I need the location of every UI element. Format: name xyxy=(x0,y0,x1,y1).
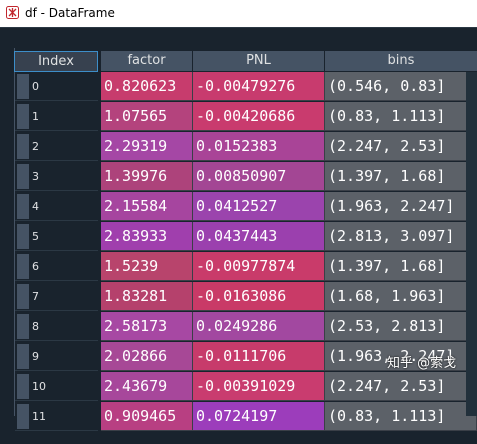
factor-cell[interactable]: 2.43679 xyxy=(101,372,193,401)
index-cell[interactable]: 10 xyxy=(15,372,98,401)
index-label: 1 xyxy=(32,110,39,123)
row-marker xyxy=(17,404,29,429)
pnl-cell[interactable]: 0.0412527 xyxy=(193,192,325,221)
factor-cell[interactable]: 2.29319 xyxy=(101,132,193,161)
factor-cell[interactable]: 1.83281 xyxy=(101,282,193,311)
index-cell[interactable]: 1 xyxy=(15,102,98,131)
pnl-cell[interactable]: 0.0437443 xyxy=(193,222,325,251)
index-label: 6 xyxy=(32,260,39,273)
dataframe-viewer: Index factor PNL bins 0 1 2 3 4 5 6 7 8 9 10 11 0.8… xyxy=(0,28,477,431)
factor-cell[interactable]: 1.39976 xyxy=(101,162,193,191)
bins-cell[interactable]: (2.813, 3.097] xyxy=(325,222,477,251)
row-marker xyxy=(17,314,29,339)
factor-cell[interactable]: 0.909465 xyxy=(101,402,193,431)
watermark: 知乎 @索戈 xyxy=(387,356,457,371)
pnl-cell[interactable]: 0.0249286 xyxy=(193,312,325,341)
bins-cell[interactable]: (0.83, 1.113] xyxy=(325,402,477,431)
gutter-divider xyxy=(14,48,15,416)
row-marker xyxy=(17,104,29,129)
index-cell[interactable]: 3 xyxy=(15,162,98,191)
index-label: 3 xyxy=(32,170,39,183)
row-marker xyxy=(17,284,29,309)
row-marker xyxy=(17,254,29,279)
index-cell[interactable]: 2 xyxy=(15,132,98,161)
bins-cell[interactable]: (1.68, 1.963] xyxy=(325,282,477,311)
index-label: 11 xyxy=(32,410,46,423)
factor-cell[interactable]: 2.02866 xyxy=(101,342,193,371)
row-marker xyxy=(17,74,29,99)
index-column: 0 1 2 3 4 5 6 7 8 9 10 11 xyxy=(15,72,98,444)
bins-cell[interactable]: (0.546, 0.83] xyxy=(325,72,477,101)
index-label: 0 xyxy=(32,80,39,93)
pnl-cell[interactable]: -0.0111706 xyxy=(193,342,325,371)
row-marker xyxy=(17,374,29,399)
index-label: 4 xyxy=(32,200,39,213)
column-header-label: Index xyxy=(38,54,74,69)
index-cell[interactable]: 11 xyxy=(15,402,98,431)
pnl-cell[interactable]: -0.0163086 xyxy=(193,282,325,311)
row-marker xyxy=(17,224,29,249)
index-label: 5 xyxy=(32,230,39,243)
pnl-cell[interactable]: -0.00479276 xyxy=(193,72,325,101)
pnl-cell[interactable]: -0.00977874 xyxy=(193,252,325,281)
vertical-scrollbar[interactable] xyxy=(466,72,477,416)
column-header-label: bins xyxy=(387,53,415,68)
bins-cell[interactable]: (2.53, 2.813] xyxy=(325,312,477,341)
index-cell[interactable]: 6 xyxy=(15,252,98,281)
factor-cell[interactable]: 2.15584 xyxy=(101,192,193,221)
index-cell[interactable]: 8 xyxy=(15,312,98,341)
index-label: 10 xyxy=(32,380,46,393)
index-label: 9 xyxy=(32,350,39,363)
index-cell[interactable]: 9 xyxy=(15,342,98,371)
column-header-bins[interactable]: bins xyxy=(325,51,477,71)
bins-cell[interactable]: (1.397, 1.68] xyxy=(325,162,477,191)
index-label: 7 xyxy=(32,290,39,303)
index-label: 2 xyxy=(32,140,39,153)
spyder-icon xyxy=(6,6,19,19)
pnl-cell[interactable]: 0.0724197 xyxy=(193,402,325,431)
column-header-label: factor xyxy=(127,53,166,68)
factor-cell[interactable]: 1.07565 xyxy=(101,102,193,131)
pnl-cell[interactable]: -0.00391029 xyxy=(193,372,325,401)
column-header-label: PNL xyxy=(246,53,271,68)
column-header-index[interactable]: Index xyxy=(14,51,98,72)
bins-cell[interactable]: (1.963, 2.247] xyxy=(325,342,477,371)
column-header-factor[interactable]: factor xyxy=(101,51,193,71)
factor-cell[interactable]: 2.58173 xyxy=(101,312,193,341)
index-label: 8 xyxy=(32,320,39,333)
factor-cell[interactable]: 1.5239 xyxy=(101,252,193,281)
+ + + +
**Instruction:**
Reproduce all the rows above, swapping every instance of "row-marker" for "row-handle" and keeping everything else unchanged. Leave the pictures out of your answer.

**Exercise output:**
I need the location of every UI element. Format: name xyxy=(x0,y0,x1,y1).
factor-cell[interactable]: 2.43679 xyxy=(101,372,193,401)
index-cell[interactable]: 10 xyxy=(15,372,98,401)
index-label: 1 xyxy=(32,110,39,123)
row-handle xyxy=(17,404,29,429)
pnl-cell[interactable]: 0.0412527 xyxy=(193,192,325,221)
factor-cell[interactable]: 2.29319 xyxy=(101,132,193,161)
factor-cell[interactable]: 1.83281 xyxy=(101,282,193,311)
index-cell[interactable]: 1 xyxy=(15,102,98,131)
pnl-cell[interactable]: 0.0437443 xyxy=(193,222,325,251)
index-label: 6 xyxy=(32,260,39,273)
dataframe-viewer: Index factor PNL bins 0 1 2 3 4 5 6 7 8 9 10 11 0.8… xyxy=(0,28,477,431)
factor-cell[interactable]: 1.39976 xyxy=(101,162,193,191)
bins-cell[interactable]: (2.813, 3.097] xyxy=(325,222,477,251)
row-handle xyxy=(17,314,29,339)
factor-cell[interactable]: 0.909465 xyxy=(101,402,193,431)
watermark: 知乎 @索戈 xyxy=(387,356,457,371)
pnl-cell[interactable]: 0.0249286 xyxy=(193,312,325,341)
bins-cell[interactable]: (0.83, 1.113] xyxy=(325,402,477,431)
gutter-divider xyxy=(14,48,15,416)
row-handle xyxy=(17,104,29,129)
index-cell[interactable]: 3 xyxy=(15,162,98,191)
index-label: 3 xyxy=(32,170,39,183)
row-handle xyxy=(17,284,29,309)
row-handle xyxy=(17,254,29,279)
index-cell[interactable]: 2 xyxy=(15,132,98,161)
bins-cell[interactable]: (1.68, 1.963] xyxy=(325,282,477,311)
index-label: 11 xyxy=(32,410,46,423)
factor-cell[interactable]: 2.02866 xyxy=(101,342,193,371)
row-handle xyxy=(17,74,29,99)
index-column: 0 1 2 3 4 5 6 7 8 9 10 11 xyxy=(15,72,98,444)
bins-cell[interactable]: (0.546, 0.83] xyxy=(325,72,477,101)
index-label: 0 xyxy=(32,80,39,93)
pnl-cell[interactable]: -0.0111706 xyxy=(193,342,325,371)
row-handle xyxy=(17,374,29,399)
index-label: 4 xyxy=(32,200,39,213)
column-header-label: Index xyxy=(38,54,74,69)
index-cell[interactable]: 11 xyxy=(15,402,98,431)
pnl-cell[interactable]: -0.0163086 xyxy=(193,282,325,311)
row-handle xyxy=(17,224,29,249)
index-label: 5 xyxy=(32,230,39,243)
pnl-cell[interactable]: -0.00479276 xyxy=(193,72,325,101)
pnl-cell[interactable]: -0.00977874 xyxy=(193,252,325,281)
vertical-scrollbar[interactable] xyxy=(466,72,477,416)
column-header-label: bins xyxy=(387,53,415,68)
bins-cell[interactable]: (2.53, 2.813] xyxy=(325,312,477,341)
index-cell[interactable]: 6 xyxy=(15,252,98,281)
factor-cell[interactable]: 2.15584 xyxy=(101,192,193,221)
index-cell[interactable]: 8 xyxy=(15,312,98,341)
index-label: 10 xyxy=(32,380,46,393)
index-label: 9 xyxy=(32,350,39,363)
index-cell[interactable]: 9 xyxy=(15,342,98,371)
column-header-bins[interactable]: bins xyxy=(325,51,477,71)
bins-cell[interactable]: (1.397, 1.68] xyxy=(325,162,477,191)
index-label: 7 xyxy=(32,290,39,303)
index-label: 2 xyxy=(32,140,39,153)
spyder-icon xyxy=(6,6,19,19)
pnl-cell[interactable]: 0.0724197 xyxy=(193,402,325,431)
column-header-label: factor xyxy=(127,53,166,68)
factor-cell[interactable]: 1.07565 xyxy=(101,102,193,131)
pnl-cell[interactable]: -0.00391029 xyxy=(193,372,325,401)
column-header-label: PNL xyxy=(246,53,271,68)
column-header-index[interactable]: Index xyxy=(14,51,98,72)
bins-cell[interactable]: (1.963, 2.247] xyxy=(325,342,477,371)
column-header-factor[interactable]: factor xyxy=(101,51,193,71)
factor-cell[interactable]: 2.58173 xyxy=(101,312,193,341)
index-label: 8 xyxy=(32,320,39,333)
factor-cell[interactable]: 1.5239 xyxy=(101,252,193,281)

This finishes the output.